### [Task brief]
Return all of the lines below exactly as they are.

### [Records shown]

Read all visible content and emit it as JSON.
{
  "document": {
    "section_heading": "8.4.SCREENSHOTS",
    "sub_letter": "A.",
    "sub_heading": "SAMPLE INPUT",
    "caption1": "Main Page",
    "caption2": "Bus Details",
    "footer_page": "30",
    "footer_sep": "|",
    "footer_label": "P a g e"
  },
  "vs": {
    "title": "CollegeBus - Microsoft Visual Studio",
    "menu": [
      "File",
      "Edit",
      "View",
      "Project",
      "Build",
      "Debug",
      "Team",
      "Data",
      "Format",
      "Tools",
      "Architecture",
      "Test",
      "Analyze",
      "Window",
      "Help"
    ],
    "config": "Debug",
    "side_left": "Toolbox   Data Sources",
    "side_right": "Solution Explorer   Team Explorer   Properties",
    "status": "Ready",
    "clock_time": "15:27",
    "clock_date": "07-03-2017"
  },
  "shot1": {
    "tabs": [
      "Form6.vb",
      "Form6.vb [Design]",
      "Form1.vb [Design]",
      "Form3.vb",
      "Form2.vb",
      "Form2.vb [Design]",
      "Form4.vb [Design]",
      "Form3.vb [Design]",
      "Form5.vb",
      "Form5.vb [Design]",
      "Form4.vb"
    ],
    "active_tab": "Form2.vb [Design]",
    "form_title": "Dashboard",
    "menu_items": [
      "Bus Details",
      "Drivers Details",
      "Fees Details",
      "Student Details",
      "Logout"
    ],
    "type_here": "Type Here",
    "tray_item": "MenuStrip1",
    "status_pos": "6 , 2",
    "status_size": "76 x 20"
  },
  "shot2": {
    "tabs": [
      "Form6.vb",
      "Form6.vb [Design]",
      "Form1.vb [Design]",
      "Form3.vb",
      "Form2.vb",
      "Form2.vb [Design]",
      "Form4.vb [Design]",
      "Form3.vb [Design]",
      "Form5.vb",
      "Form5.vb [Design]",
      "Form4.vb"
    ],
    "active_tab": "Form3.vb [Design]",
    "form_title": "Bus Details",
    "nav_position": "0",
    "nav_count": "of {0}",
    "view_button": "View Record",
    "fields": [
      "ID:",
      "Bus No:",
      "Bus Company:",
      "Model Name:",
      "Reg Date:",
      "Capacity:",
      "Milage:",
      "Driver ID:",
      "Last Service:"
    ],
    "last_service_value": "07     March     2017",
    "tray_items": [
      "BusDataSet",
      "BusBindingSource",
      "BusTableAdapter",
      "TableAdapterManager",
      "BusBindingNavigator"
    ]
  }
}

### [Result]
Read all visible content and emit it as JSON.
{
  "document": {
    "section_heading": "8.4.SCREENSHOTS",
    "sub_letter": "A.",
    "sub_heading": "SAMPLE INPUT",
    "caption1": "Main Page",
    "caption2": "Bus Details",
    "footer_page": "30",
    "footer_sep": "|",
    "footer_label": "P a g e"
  },
  "vs": {
    "title": "CollegeBus - Microsoft Visual Studio",
    "menu": [
      "File",
      "Edit",
      "View",
      "Project",
      "Build",
      "Debug",
      "Team",
      "Data",
      "Format",
      "Tools",
      "Architecture",
      "Test",
      "Analyze",
      "Window",
      "Help"
    ],
    "config": "Debug",
    "side_left": "Toolbox   Data Sources",
    "side_right": "Solution Explorer   Team Explorer   Properties",
    "status": "Ready",
    "clock_time": "15:27",
    "clock_date": "07-03-2017"
  },
  "shot1": {
    "tabs": [
      "Form6.vb",
      "Form6.vb [Design]",
      "Form1.vb [Design]",
      "Form3.vb",
      "Form2.vb",
      "Form2.vb [Design]",
      "Form4.vb [Design]",
      "Form3.vb [Design]",
      "Form5.vb",
      "Form5.vb [Design]",
      "Form4.vb"
    ],
    "active_tab": "Form2.vb [Design]",
    "form_title": "Dashboard",
    "menu_items": [
      "Bus Details",
      "Drivers Details",
      "Fees Details",
      "Student Details",
      "Logout"
    ],
    "type_here": "Type Here",
    "tray_item": "MenuStrip1",
    "status_pos": "6 , 2",
    "status_size": "76 x 20"
  },
  "shot2": {
    "tabs": [
      "Form6.vb",
      "Form6.vb [Design]",
      "Form1.vb [Design]",
      "Form3.vb",
      "Form2.vb",
      "Form2.vb [Design]",
      "Form4.vb [Design]",
      "Form3.vb [Design]",
      "Form5.vb",
      "Form5.vb [Design]",
      "Form4.vb"
    ],
    "active_tab": "Form3.vb [Design]",
    "form_title": "Bus Details",
    "nav_position": "0",
    "nav_count": "of {0}",
    "view_button": "View Record",
    "fields": [
      "ID:",
      "Bus No:",
      "Bus Company:",
      "Model Name:",
      "Reg Date:",
      "Capacity:",
      "Milage:",
      "Driver ID:",
      "Last Service:"
    ],
    "last_service_value": "07     March     2017",
    "tray_items": [
      "BusDataSet",
      "BusBindingSource",
      "BusTableAdapter",
      "TableAdapterManager",
      "BusBindingNavigator"
    ]
  }
}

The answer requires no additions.